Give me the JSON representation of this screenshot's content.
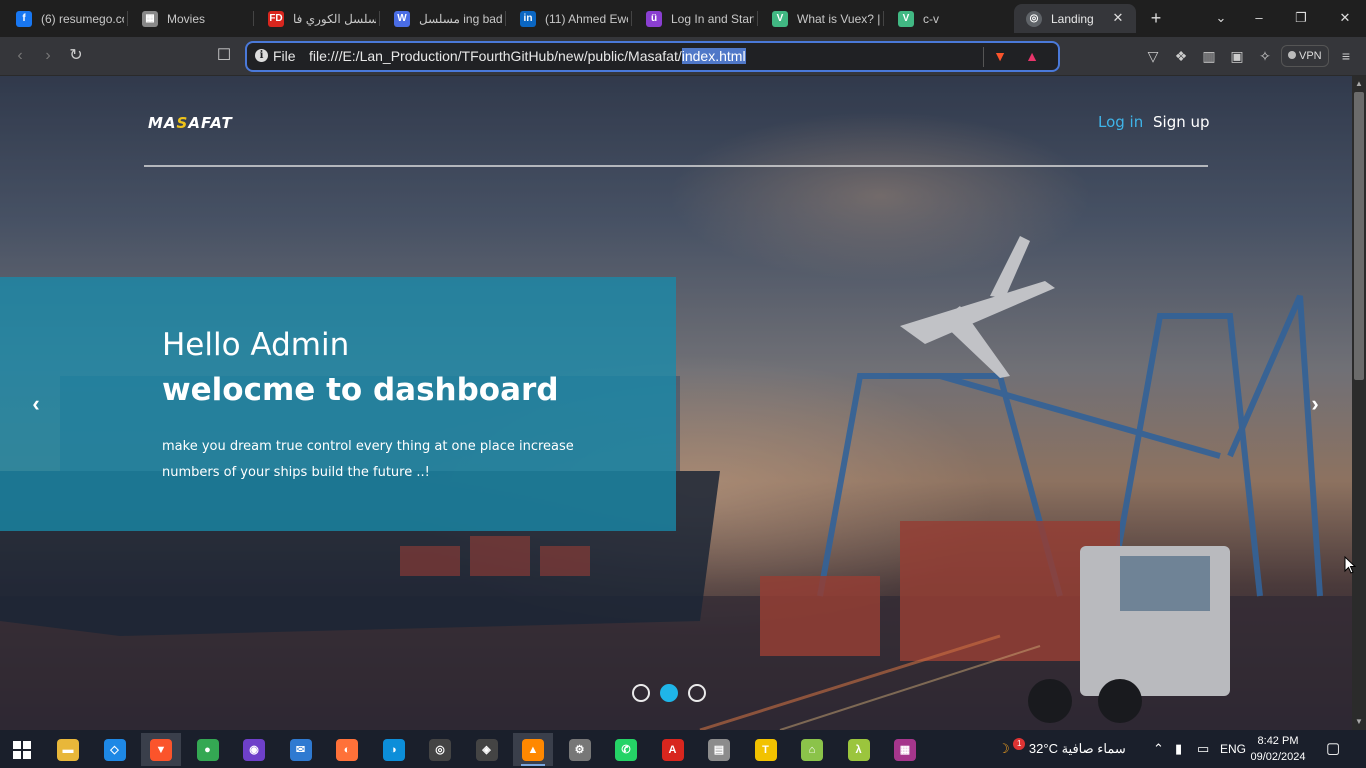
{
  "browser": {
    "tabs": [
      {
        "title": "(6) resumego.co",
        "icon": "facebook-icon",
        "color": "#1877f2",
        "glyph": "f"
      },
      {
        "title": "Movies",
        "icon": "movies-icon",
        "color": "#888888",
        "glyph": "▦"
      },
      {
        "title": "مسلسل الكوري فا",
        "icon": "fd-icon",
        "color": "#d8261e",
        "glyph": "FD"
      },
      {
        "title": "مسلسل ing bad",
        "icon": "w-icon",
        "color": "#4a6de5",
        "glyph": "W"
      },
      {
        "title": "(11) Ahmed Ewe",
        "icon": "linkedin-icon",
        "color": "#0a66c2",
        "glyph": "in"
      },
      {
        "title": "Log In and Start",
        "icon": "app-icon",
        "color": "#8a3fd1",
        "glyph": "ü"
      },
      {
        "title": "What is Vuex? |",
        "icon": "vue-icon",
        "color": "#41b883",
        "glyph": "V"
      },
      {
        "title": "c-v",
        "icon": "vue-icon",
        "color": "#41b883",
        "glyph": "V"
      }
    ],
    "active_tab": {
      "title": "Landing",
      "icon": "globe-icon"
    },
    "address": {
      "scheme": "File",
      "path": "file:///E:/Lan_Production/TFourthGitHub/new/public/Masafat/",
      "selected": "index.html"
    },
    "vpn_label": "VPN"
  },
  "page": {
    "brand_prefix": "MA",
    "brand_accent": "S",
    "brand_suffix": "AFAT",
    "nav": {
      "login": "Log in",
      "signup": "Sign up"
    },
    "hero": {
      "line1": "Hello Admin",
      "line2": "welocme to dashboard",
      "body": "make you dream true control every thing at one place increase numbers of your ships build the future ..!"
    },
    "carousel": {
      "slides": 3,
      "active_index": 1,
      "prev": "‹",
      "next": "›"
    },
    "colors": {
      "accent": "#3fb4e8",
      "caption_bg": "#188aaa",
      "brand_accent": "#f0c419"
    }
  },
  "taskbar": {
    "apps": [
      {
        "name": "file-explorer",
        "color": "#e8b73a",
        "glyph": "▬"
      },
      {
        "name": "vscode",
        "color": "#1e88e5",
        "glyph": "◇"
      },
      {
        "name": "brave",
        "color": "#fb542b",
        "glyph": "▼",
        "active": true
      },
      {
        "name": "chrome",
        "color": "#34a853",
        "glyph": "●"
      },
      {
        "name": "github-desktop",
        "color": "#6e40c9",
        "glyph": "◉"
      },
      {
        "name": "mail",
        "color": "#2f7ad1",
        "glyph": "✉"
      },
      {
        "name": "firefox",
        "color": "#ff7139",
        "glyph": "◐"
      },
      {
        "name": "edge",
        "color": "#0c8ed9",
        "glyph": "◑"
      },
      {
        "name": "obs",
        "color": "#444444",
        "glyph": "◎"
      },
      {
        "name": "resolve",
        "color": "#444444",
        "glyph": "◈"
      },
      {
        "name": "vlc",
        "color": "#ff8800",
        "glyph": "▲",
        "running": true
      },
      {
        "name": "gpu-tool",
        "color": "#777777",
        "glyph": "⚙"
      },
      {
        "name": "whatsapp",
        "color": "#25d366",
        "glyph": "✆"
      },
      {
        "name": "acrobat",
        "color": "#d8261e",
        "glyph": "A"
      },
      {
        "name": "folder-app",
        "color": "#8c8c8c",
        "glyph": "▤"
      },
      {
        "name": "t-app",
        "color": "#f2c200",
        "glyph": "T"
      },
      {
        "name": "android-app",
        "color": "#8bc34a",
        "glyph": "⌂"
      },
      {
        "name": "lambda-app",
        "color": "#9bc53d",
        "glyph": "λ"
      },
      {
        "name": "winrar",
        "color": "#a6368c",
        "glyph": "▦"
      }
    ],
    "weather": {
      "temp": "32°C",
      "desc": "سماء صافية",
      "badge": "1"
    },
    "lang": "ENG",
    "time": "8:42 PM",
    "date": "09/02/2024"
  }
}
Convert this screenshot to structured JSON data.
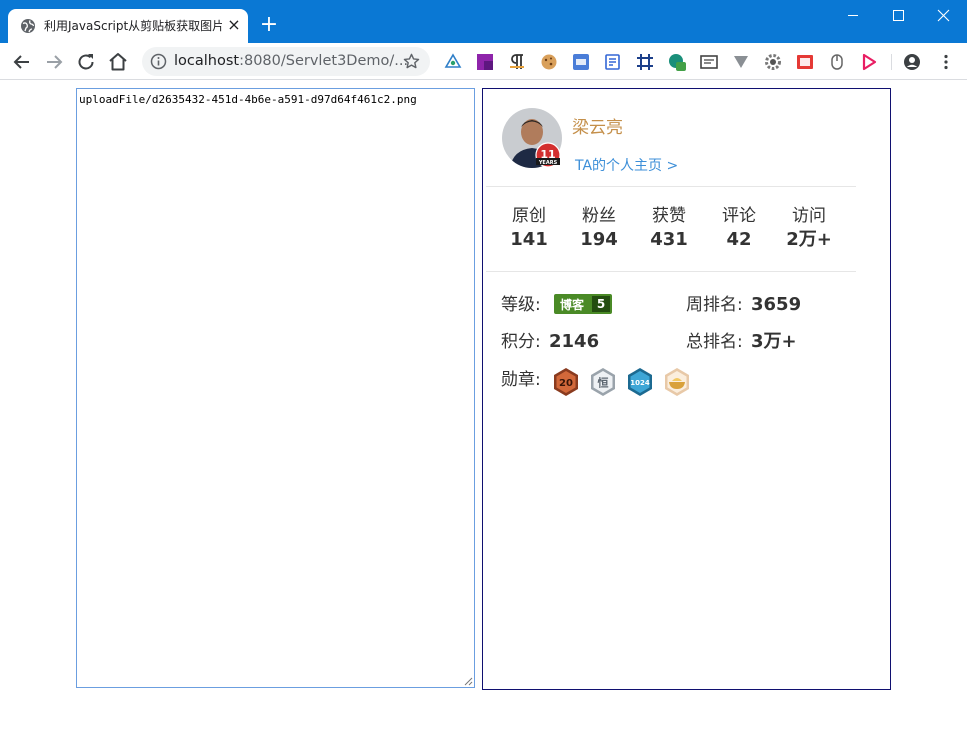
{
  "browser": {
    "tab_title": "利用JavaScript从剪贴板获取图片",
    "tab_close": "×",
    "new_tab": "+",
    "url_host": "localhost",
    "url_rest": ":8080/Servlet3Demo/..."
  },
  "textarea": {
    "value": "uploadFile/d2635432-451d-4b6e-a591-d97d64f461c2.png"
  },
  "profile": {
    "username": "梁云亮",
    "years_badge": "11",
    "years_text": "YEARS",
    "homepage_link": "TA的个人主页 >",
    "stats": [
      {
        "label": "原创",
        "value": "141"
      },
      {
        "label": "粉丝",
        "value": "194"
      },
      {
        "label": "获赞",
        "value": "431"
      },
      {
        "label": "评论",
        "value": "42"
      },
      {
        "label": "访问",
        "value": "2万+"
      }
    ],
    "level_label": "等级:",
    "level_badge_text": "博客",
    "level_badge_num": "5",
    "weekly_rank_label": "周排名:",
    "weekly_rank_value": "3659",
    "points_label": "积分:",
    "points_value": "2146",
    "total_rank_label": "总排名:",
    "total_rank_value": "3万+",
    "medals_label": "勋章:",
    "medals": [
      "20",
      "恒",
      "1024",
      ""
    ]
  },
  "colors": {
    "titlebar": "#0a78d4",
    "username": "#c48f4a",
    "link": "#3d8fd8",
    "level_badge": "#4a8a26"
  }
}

· · · · · · ·

__Instructions to follow__:
Select the lines from the entries that include the word "screenshot".

__Answer to the task__:
Give me the JSON representation of this screenshot's content.
Convert this screenshot to structured JSON data.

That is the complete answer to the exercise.